Read the lines that follow and tally those with the word "index"; give the number and nothing else.
==============================
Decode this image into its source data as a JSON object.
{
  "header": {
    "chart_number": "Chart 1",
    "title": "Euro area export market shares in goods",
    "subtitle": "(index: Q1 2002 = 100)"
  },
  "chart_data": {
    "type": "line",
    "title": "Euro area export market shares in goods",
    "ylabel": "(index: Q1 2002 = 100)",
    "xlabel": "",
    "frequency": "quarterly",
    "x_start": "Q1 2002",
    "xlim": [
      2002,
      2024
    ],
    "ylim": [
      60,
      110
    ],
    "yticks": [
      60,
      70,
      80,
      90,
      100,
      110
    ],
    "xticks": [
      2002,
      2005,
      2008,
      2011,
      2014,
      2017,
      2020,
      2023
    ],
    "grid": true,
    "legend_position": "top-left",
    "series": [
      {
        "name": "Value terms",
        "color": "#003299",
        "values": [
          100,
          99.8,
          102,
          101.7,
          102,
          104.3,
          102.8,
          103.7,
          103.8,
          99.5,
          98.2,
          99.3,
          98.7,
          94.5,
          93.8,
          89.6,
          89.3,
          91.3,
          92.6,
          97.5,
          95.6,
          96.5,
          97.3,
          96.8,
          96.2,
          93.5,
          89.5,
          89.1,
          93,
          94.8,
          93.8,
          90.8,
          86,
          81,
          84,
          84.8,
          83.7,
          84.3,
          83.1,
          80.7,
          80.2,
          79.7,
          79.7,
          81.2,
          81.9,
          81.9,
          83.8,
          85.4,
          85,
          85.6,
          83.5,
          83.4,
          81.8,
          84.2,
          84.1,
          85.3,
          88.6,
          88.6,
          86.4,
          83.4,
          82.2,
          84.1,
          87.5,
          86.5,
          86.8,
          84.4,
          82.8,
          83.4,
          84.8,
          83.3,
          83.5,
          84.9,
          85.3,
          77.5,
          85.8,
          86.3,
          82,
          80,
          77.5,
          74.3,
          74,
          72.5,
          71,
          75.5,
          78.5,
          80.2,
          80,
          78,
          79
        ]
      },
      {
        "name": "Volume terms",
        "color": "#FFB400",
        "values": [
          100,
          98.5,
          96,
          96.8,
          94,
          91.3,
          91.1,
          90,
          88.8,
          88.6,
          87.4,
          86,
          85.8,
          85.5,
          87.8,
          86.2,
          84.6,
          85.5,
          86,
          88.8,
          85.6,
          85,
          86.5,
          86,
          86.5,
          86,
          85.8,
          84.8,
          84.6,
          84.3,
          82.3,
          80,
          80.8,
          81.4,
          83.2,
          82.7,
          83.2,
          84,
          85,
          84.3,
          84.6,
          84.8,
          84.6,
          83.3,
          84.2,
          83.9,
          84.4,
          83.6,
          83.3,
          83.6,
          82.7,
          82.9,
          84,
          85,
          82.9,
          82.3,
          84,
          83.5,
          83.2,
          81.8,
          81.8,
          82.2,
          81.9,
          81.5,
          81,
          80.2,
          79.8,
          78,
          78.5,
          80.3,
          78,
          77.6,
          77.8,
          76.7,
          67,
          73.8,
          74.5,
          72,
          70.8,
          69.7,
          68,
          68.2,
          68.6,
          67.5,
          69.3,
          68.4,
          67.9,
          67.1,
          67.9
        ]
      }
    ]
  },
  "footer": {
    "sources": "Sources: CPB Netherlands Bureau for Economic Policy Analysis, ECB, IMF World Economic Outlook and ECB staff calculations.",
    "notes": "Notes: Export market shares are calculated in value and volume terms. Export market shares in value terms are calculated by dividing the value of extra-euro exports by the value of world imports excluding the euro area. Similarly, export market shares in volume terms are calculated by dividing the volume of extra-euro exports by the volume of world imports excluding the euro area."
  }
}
==============================
**FINAL RESULT**
2